■ Exercise directions: Extract the complete data exactly as given.

==========

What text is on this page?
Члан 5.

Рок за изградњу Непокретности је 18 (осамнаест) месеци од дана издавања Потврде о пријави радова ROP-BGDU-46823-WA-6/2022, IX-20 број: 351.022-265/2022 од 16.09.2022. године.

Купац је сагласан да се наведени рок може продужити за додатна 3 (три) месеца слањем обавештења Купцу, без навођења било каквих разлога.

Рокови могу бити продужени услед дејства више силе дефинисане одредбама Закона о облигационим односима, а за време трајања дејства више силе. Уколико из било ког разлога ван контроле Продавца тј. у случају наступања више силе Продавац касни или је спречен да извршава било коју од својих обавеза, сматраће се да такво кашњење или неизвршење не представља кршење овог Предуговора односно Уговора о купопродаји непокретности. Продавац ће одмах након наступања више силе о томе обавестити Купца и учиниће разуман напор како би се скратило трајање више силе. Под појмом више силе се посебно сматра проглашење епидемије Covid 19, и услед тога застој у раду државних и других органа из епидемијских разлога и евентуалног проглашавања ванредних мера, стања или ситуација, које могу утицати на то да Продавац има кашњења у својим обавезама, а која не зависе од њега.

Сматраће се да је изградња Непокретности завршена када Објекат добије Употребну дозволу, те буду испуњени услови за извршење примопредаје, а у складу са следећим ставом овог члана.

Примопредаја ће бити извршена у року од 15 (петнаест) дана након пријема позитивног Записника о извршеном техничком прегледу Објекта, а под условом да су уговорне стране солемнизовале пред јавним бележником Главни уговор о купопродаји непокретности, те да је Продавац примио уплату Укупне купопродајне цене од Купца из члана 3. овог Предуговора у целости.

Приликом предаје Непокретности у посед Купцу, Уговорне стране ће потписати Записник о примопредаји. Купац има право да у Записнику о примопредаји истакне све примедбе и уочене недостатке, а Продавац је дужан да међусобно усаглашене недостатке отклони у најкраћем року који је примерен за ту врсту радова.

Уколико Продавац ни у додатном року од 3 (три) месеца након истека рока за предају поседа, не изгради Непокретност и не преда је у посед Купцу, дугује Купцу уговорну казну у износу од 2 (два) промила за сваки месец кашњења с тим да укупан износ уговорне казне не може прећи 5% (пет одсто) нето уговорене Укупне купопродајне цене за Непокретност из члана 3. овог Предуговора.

==========

■ Result for this task:
What text is on this page?
Члан 5.

Рок за изградњу Непокретности је 18 (осамнаест) месеци од дана издавања Потврде о пријави радова ROP-BGDU-46823-WA-6/2022, IX-20 број: 351.022-265/2022 од 16.09.2022. године.

Купац је сагласан да се наведени рок може продужити за додатна 3 (три) месеца слањем обавештења Купцу, без навођења било каквих разлога.

Рокови могу бити продужени услед дејства више силе дефинисане одредбама Закона о облигационим односима, а за време трајања дејства више силе. Уколико из било ког разлога ван контроле Продавца тј. у случају наступања више силе Продавац касни или је спречен да извршава било коју од својих обавеза, сматраће се да такво кашњење или неизвршење не представља кршење овог Предуговора односно Уговора о купопродаји непокретности. Продавац ће одмах након наступања више силе о томе обавестити Купца и учиниће разуман напор како би се скратило трајање више силе. Под појмом више силе се посебно сматра проглашење епидемије Covid 19, и услед тога застој у раду државних и других органа из епидемијских разлога и евентуалног проглашавања ванредних мера, стања или ситуација, које могу утицати на то да Продавац има кашњења у својим обавезама, а која не зависе од њега.

Сматраће се да је изградња Непокретности завршена када Објекат добије Употребну дозволу, те буду испуњени услови за извршење примопредаје, а у складу са следећим ставом овог члана.

Примопредаја ће бити извршена у року од 15 (петнаест) дана након пријема позитивног Записника о извршеном техничком прегледу Објекта, а под условом да су уговорне стране солемнизовале пред јавним бележником Главни уговор о купопродаји непокретности, те да је Продавац примио уплату Укупне купопродајне цене од Купца из члана 3. овог Предуговора у целости.

Приликом предаје Непокретности у посед Купцу, Уговорне стране ће потписати Записник о примопредаји. Купац има право да у Записнику о примопредаји истакне све примедбе и уочене недостатке, а Продавац је дужан да међусобно усаглашене недостатке отклони у најкраћем року који је примерен за ту врсту радова.

Уколико Продавац ни у додатном року од 3 (три) месеца након истека рока за предају поседа, не изгради Непокретност и не преда је у посед Купцу, дугује Купцу уговорну казну у износу од 2 (два) промила за сваки месец кашњења с тим да укупан износ уговорне казне не може прећи 5% (пет одсто) нето уговорене Укупне купопродајне цене за Непокретност из члана 3. овог Предуговора.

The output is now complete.